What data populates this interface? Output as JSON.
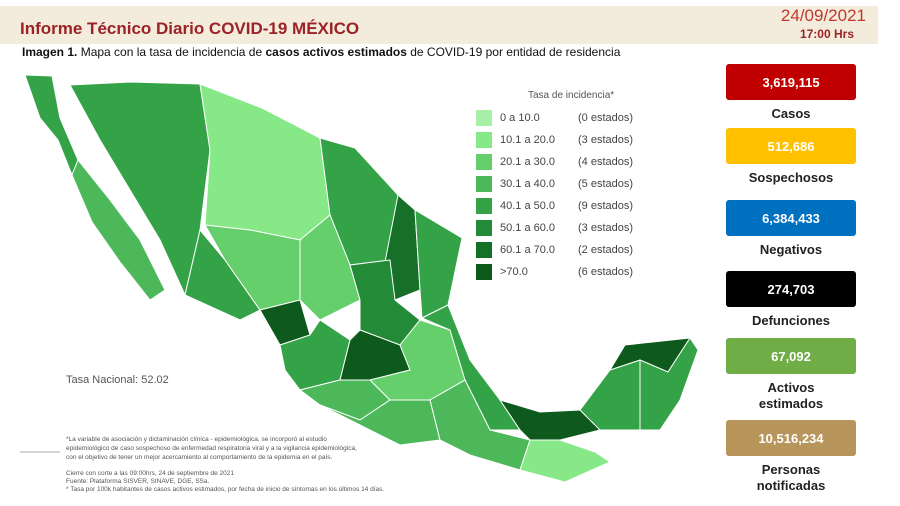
{
  "header": {
    "title": "Informe Técnico Diario COVID-19 MÉXICO",
    "date": "24/09/2021",
    "time": "17:00 Hrs"
  },
  "caption": {
    "label": "Imagen 1.",
    "text_1": "Mapa con la tasa de incidencia de",
    "bold": "casos activos estimados",
    "text_2": "de COVID-19 por entidad de residencia"
  },
  "legend": {
    "title": "Tasa de incidencia*",
    "items": [
      {
        "range": "0 a 10.0",
        "count": "(0 estados)",
        "color": "#a8f0a8"
      },
      {
        "range": "10.1 a 20.0",
        "count": "(3 estados)",
        "color": "#86e886"
      },
      {
        "range": "20.1 a 30.0",
        "count": "(4 estados)",
        "color": "#64cf6b"
      },
      {
        "range": "30.1 a 40.0",
        "count": "(5 estados)",
        "color": "#4cb85a"
      },
      {
        "range": "40.1 a 50.0",
        "count": "(9 estados)",
        "color": "#34a247"
      },
      {
        "range": "50.1 a 60.0",
        "count": "(3 estados)",
        "color": "#238a37"
      },
      {
        "range": "60.1 a 70.0",
        "count": "(2 estados)",
        "color": "#177028"
      },
      {
        "range": ">70.0",
        "count": "(6 estados)",
        "color": "#0d5a1c"
      }
    ]
  },
  "national_rate": "Tasa Nacional: 52.02",
  "stats": [
    {
      "value": "3,619,115",
      "label": [
        "Casos"
      ],
      "color": "#c00000"
    },
    {
      "value": "512,686",
      "label": [
        "Sospechosos"
      ],
      "color": "#ffc000"
    },
    {
      "value": "6,384,433",
      "label": [
        "Negativos"
      ],
      "color": "#0070c0"
    },
    {
      "value": "274,703",
      "label": [
        "Defunciones"
      ],
      "color": "#000000"
    },
    {
      "value": "67,092",
      "label": [
        "Activos",
        "estimados"
      ],
      "color": "#70ad47"
    },
    {
      "value": "10,516,234",
      "label": [
        "Personas",
        "notificadas"
      ],
      "color": "#b8955a"
    }
  ],
  "footnotes": [
    "*La variable de asociación y dictaminación clínica - epidemiológica, se incorporó al estudio",
    "epidemiológico de caso sospechoso de enfermedad respiratoria viral y a la vigilancia epidemiológica,",
    "con el objetivo de tener un mejor acercamiento al comportamiento de la epidemia en el país.",
    "Cierre con corte a las 09:00hrs, 24 de septiembre de 2021",
    "Fuente: Plataforma SISVER, SINAVE, DGE, SSa.",
    "* Tasa por 100k habitantes de casos activos estimados, por fecha de inicio de síntomas en los últimos 14 días."
  ]
}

◇ ◇ ◇ ◇

**Task**: Retype the material in full, exactly as written, and exclude the pictures.

**Exercise output**:
What data populates this interface? Output as JSON.
{
  "header": {
    "title": "Informe Técnico Diario COVID-19 MÉXICO",
    "date": "24/09/2021",
    "time": "17:00 Hrs"
  },
  "caption": {
    "label": "Imagen 1.",
    "text_1": "Mapa con la tasa de incidencia de",
    "bold": "casos activos estimados",
    "text_2": "de COVID-19 por entidad de residencia"
  },
  "legend": {
    "title": "Tasa de incidencia*",
    "items": [
      {
        "range": "0 a 10.0",
        "count": "(0 estados)",
        "color": "#a8f0a8"
      },
      {
        "range": "10.1 a 20.0",
        "count": "(3 estados)",
        "color": "#86e886"
      },
      {
        "range": "20.1 a 30.0",
        "count": "(4 estados)",
        "color": "#64cf6b"
      },
      {
        "range": "30.1 a 40.0",
        "count": "(5 estados)",
        "color": "#4cb85a"
      },
      {
        "range": "40.1 a 50.0",
        "count": "(9 estados)",
        "color": "#34a247"
      },
      {
        "range": "50.1 a 60.0",
        "count": "(3 estados)",
        "color": "#238a37"
      },
      {
        "range": "60.1 a 70.0",
        "count": "(2 estados)",
        "color": "#177028"
      },
      {
        "range": ">70.0",
        "count": "(6 estados)",
        "color": "#0d5a1c"
      }
    ]
  },
  "national_rate": "Tasa Nacional: 52.02",
  "stats": [
    {
      "value": "3,619,115",
      "label": [
        "Casos"
      ],
      "color": "#c00000"
    },
    {
      "value": "512,686",
      "label": [
        "Sospechosos"
      ],
      "color": "#ffc000"
    },
    {
      "value": "6,384,433",
      "label": [
        "Negativos"
      ],
      "color": "#0070c0"
    },
    {
      "value": "274,703",
      "label": [
        "Defunciones"
      ],
      "color": "#000000"
    },
    {
      "value": "67,092",
      "label": [
        "Activos",
        "estimados"
      ],
      "color": "#70ad47"
    },
    {
      "value": "10,516,234",
      "label": [
        "Personas",
        "notificadas"
      ],
      "color": "#b8955a"
    }
  ],
  "footnotes": [
    "*La variable de asociación y dictaminación clínica - epidemiológica, se incorporó al estudio",
    "epidemiológico de caso sospechoso de enfermedad respiratoria viral y a la vigilancia epidemiológica,",
    "con el objetivo de tener un mejor acercamiento al comportamiento de la epidemia en el país.",
    "Cierre con corte a las 09:00hrs, 24 de septiembre de 2021",
    "Fuente: Plataforma SISVER, SINAVE, DGE, SSa.",
    "* Tasa por 100k habitantes de casos activos estimados, por fecha de inicio de síntomas en los últimos 14 días."
  ]
}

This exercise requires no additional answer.